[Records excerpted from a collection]
● ● ● ● ●

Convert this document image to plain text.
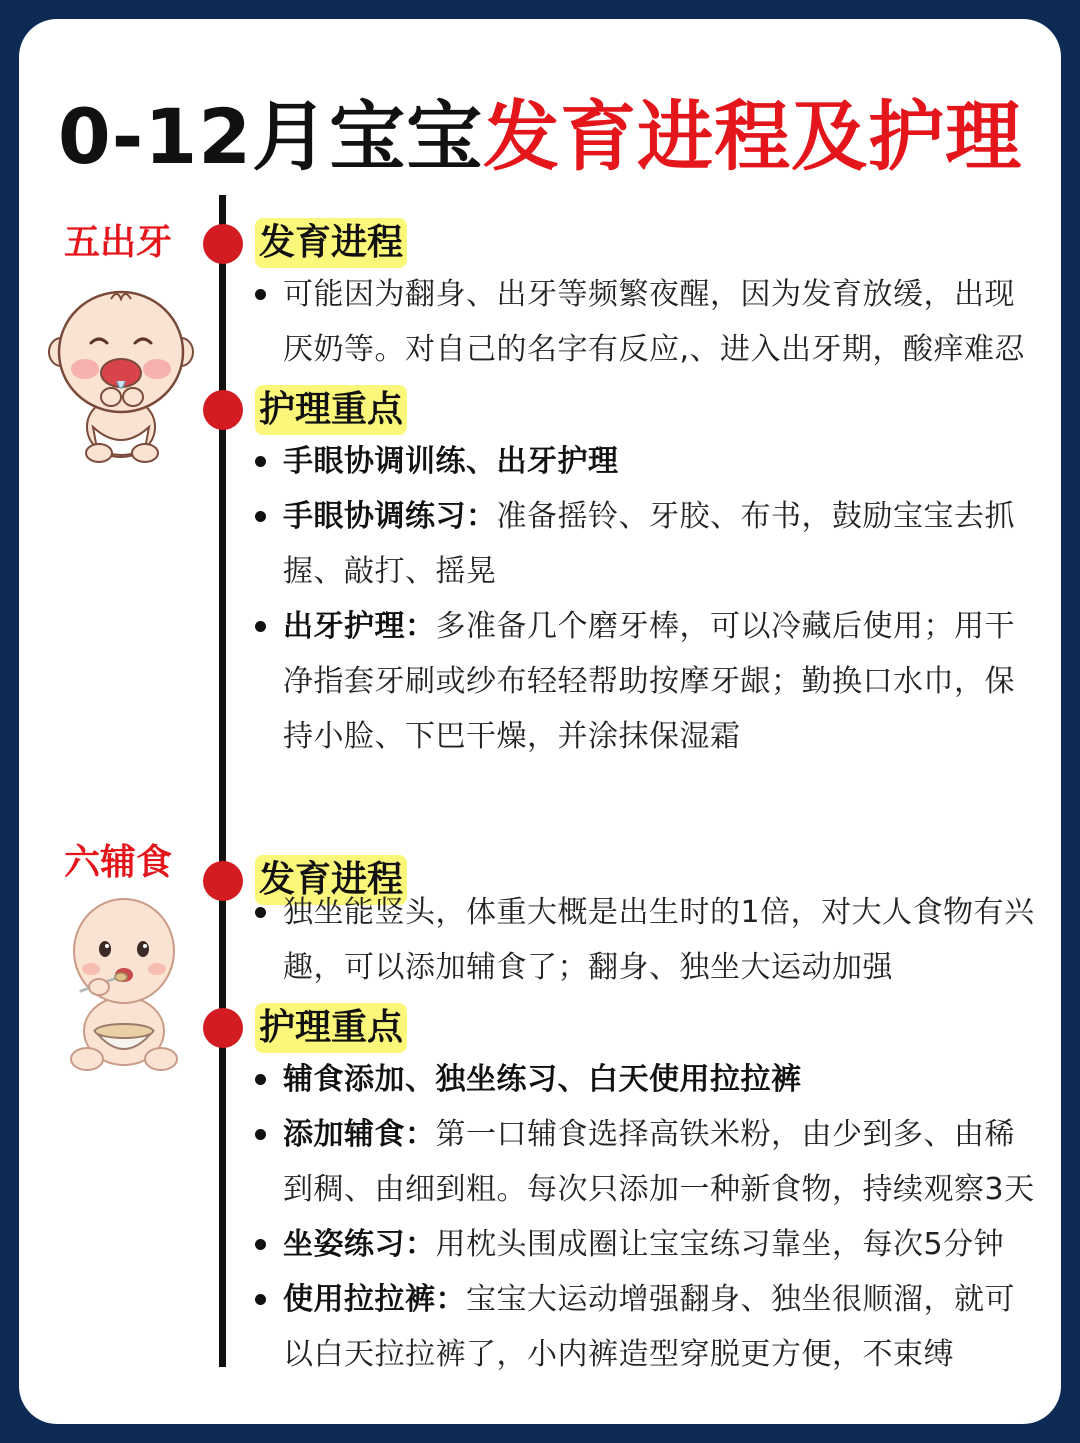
0-12月宝宝发育进程及护理
五出牙	发育进程
可能因为翻身、出牙等频繁夜醒，因为发育放缓，出现厌奶等。对自己的名字有反应,、进入出牙期，酸痒难忍
护理重点
手眼协调训练、出牙护理
手眼协调练习：准备摇铃、牙胶、布书，鼓励宝宝去抓握、敲打、摇晃
出牙护理：多准备几个磨牙棒，可以冷藏后使用；用干净指套牙刷或纱布轻轻帮助按摩牙龈；勤换口水巾，保持小脸、下巴干燥，并涂抹保湿霜
六辅食	发育进程
独坐能竖头，体重大概是出生时的1倍，对大人食物有兴趣，可以添加辅食了；翻身、独坐大运动加强
护理重点
辅食添加、独坐练习、白天使用拉拉裤
添加辅食：第一口辅食选择高铁米粉，由少到多、由稀到稠、由细到粗。每次只添加一种新食物，持续观察3天
坐姿练习：用枕头围成圈让宝宝练习靠坐，每次5分钟
使用拉拉裤：宝宝大运动增强翻身、独坐很顺溜，就可以白天拉拉裤了，小内裤造型穿脱更方便，不束缚
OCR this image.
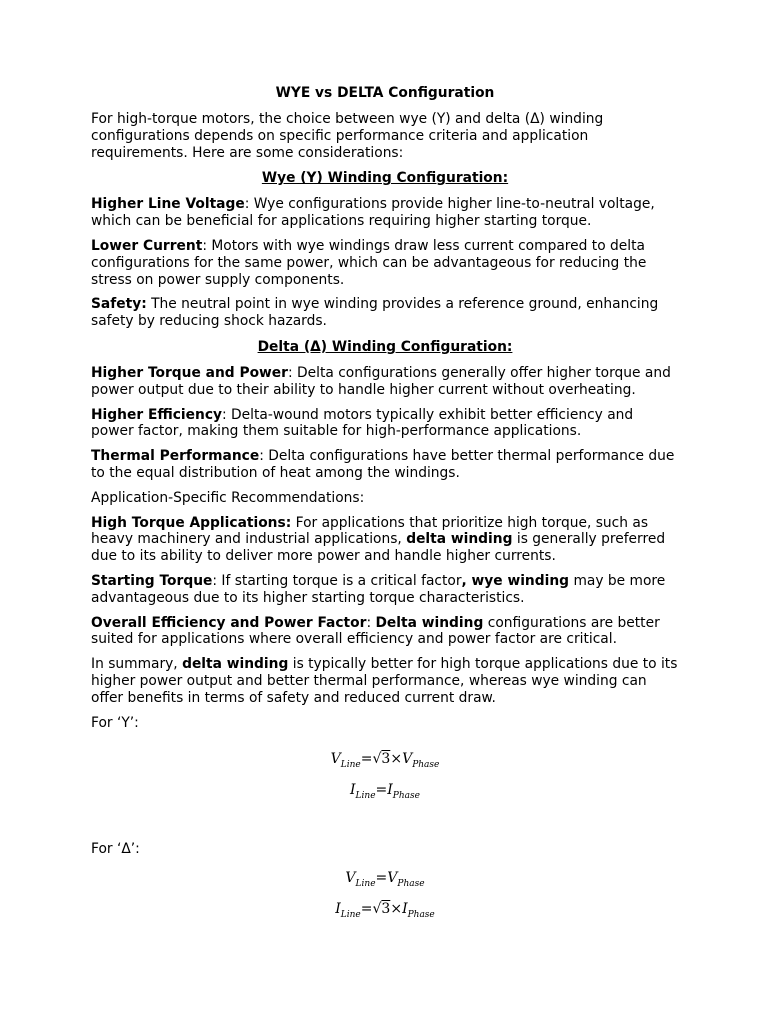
WYE vs DELTA Configuration

For high-torque motors, the choice between wye (Y) and delta (Δ) winding configurations depends on specific performance criteria and application requirements. Here are some considerations:

Wye (Y) Winding Configuration:

Higher Line Voltage: Wye configurations provide higher line-to-neutral voltage, which can be beneficial for applications requiring higher starting torque.

Lower Current: Motors with wye windings draw less current compared to delta configurations for the same power, which can be advantageous for reducing the stress on power supply components.

Safety: The neutral point in wye winding provides a reference ground, enhancing safety by reducing shock hazards.

Delta (Δ) Winding Configuration:

Higher Torque and Power: Delta configurations generally offer higher torque and power output due to their ability to handle higher current without overheating.

Higher Efficiency: Delta-wound motors typically exhibit better efficiency and power factor, making them suitable for high-performance applications.

Thermal Performance: Delta configurations have better thermal performance due to the equal distribution of heat among the windings.

Application-Specific Recommendations:

High Torque Applications: For applications that prioritize high torque, such as heavy machinery and industrial applications, delta winding is generally preferred due to its ability to deliver more power and handle higher currents.

Starting Torque: If starting torque is a critical factor, wye winding may be more advantageous due to its higher starting torque characteristics.

Overall Efficiency and Power Factor: Delta winding configurations are better suited for applications where overall efficiency and power factor are critical.

In summary, delta winding is typically better for high torque applications due to its higher power output and better thermal performance, whereas wye winding can offer benefits in terms of safety and reduced current draw.

For ‘Y’:

$V_{Line}=√3\times V_{Phase}$
$I_{Line}=I_{Phase}$

For ‘Δ’:

$V_{Line}=V_{Phase}$
$I_{Line}=√3\times I_{Phase}$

● ● ● ● ●

What you are asked to do:
Extract every line from the records above that contains the word "Phase".

Correct output:
$V_{Line}=√3\times V_{Phase}$
$I_{Line}=I_{Phase}$
$V_{Line}=V_{Phase}$
$I_{Line}=√3\times I_{Phase}$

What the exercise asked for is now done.